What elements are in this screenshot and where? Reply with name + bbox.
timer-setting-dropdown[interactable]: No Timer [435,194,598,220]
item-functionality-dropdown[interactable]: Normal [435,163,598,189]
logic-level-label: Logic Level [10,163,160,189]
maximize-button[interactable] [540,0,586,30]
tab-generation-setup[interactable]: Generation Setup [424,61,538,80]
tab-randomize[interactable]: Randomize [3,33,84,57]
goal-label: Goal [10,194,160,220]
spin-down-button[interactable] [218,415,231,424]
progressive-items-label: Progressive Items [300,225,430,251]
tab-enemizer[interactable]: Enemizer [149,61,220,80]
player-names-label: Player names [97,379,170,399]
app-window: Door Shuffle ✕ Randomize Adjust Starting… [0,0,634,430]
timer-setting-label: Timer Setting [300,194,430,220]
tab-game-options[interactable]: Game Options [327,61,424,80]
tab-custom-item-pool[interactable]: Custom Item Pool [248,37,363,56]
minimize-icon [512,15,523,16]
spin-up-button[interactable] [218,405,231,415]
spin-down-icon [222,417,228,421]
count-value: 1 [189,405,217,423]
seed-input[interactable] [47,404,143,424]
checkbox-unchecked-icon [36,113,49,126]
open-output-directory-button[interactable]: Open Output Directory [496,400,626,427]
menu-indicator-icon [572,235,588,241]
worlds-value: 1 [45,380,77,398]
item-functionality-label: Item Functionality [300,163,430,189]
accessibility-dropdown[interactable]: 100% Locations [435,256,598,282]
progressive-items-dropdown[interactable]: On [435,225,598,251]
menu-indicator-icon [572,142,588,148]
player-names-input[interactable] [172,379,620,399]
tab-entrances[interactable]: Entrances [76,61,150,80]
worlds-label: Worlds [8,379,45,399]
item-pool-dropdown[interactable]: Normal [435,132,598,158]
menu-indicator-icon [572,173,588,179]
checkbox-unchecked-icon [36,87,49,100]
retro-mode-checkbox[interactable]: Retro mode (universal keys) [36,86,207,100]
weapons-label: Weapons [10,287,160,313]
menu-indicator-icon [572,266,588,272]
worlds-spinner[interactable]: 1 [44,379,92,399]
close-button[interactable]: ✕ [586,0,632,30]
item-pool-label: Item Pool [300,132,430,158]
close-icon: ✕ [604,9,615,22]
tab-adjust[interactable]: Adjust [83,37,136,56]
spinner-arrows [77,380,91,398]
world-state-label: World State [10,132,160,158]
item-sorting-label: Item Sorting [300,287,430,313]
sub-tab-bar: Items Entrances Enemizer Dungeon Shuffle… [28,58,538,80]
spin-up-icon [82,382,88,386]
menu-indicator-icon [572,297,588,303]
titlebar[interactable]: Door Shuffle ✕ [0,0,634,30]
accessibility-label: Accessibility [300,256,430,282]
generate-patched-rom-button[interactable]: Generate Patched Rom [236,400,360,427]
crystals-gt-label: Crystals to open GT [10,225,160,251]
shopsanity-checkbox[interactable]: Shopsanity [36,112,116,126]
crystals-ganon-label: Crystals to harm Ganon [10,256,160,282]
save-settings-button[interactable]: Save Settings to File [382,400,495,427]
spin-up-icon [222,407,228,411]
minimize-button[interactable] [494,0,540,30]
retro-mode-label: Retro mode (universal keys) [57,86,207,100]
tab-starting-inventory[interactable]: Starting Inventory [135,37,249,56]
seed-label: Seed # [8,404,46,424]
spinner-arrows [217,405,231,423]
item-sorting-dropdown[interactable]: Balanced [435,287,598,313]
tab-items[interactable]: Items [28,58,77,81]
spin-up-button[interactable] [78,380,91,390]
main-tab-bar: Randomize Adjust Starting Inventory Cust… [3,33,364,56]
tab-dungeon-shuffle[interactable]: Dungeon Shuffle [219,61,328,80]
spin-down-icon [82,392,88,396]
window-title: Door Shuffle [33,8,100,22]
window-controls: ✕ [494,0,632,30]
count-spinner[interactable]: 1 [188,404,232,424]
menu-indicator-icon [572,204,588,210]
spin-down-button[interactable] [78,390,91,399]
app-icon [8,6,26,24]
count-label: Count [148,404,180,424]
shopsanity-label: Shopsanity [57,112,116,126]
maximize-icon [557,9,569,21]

### Goal of the exercise:
Switch every "Door Shuffle" in the lines above to "Entrance Randomizer" and write all of them out again, with nothing else altered.

### Result of this task:
What elements are in this screenshot and where? Reply with name + bbox.
timer-setting-dropdown[interactable]: No Timer [435,194,598,220]
item-functionality-dropdown[interactable]: Normal [435,163,598,189]
logic-level-label: Logic Level [10,163,160,189]
maximize-button[interactable] [540,0,586,30]
tab-generation-setup[interactable]: Generation Setup [424,61,538,80]
tab-randomize[interactable]: Randomize [3,33,84,57]
goal-label: Goal [10,194,160,220]
spin-down-button[interactable] [218,415,231,424]
progressive-items-label: Progressive Items [300,225,430,251]
tab-enemizer[interactable]: Enemizer [149,61,220,80]
player-names-label: Player names [97,379,170,399]
app-window: Entrance Randomizer ✕ Randomize Adjust Starting… [0,0,634,430]
timer-setting-label: Timer Setting [300,194,430,220]
tab-game-options[interactable]: Game Options [327,61,424,80]
tab-custom-item-pool[interactable]: Custom Item Pool [248,37,363,56]
minimize-icon [512,15,523,16]
spin-up-button[interactable] [218,405,231,415]
spin-down-icon [222,417,228,421]
count-value: 1 [189,405,217,423]
seed-input[interactable] [47,404,143,424]
checkbox-unchecked-icon [36,113,49,126]
open-output-directory-button[interactable]: Open Output Directory [496,400,626,427]
menu-indicator-icon [572,235,588,241]
worlds-value: 1 [45,380,77,398]
item-functionality-label: Item Functionality [300,163,430,189]
accessibility-dropdown[interactable]: 100% Locations [435,256,598,282]
progressive-items-dropdown[interactable]: On [435,225,598,251]
menu-indicator-icon [572,142,588,148]
player-names-input[interactable] [172,379,620,399]
tab-entrances[interactable]: Entrances [76,61,150,80]
worlds-label: Worlds [8,379,45,399]
item-pool-dropdown[interactable]: Normal [435,132,598,158]
menu-indicator-icon [572,173,588,179]
checkbox-unchecked-icon [36,87,49,100]
retro-mode-checkbox[interactable]: Retro mode (universal keys) [36,86,207,100]
weapons-label: Weapons [10,287,160,313]
menu-indicator-icon [572,266,588,272]
worlds-spinner[interactable]: 1 [44,379,92,399]
close-button[interactable]: ✕ [586,0,632,30]
item-pool-label: Item Pool [300,132,430,158]
close-icon: ✕ [604,9,615,22]
tab-adjust[interactable]: Adjust [83,37,136,56]
spinner-arrows [77,380,91,398]
world-state-label: World State [10,132,160,158]
item-sorting-label: Item Sorting [300,287,430,313]
sub-tab-bar: Items Entrances Enemizer Dungeon Shuffle… [28,58,538,80]
spin-up-icon [82,382,88,386]
menu-indicator-icon [572,297,588,303]
titlebar[interactable]: Entrance Randomizer ✕ [0,0,634,30]
accessibility-label: Accessibility [300,256,430,282]
generate-patched-rom-button[interactable]: Generate Patched Rom [236,400,360,427]
crystals-gt-label: Crystals to open GT [10,225,160,251]
shopsanity-checkbox[interactable]: Shopsanity [36,112,116,126]
crystals-ganon-label: Crystals to harm Ganon [10,256,160,282]
save-settings-button[interactable]: Save Settings to File [382,400,495,427]
spin-up-icon [222,407,228,411]
minimize-button[interactable] [494,0,540,30]
retro-mode-label: Retro mode (universal keys) [57,86,207,100]
tab-starting-inventory[interactable]: Starting Inventory [135,37,249,56]
seed-label: Seed # [8,404,46,424]
spinner-arrows [217,405,231,423]
item-sorting-dropdown[interactable]: Balanced [435,287,598,313]
tab-items[interactable]: Items [28,58,77,81]
spin-up-button[interactable] [78,380,91,390]
main-tab-bar: Randomize Adjust Starting Inventory Cust… [3,33,364,56]
tab-dungeon-shuffle[interactable]: Dungeon Shuffle [219,61,328,80]
spin-down-icon [82,392,88,396]
window-title: Entrance Randomizer [33,8,100,22]
window-controls: ✕ [494,0,632,30]
count-spinner[interactable]: 1 [188,404,232,424]
menu-indicator-icon [572,204,588,210]
spin-down-button[interactable] [78,390,91,399]
app-icon [8,6,26,24]
count-label: Count [148,404,180,424]
shopsanity-label: Shopsanity [57,112,116,126]
maximize-icon [557,9,569,21]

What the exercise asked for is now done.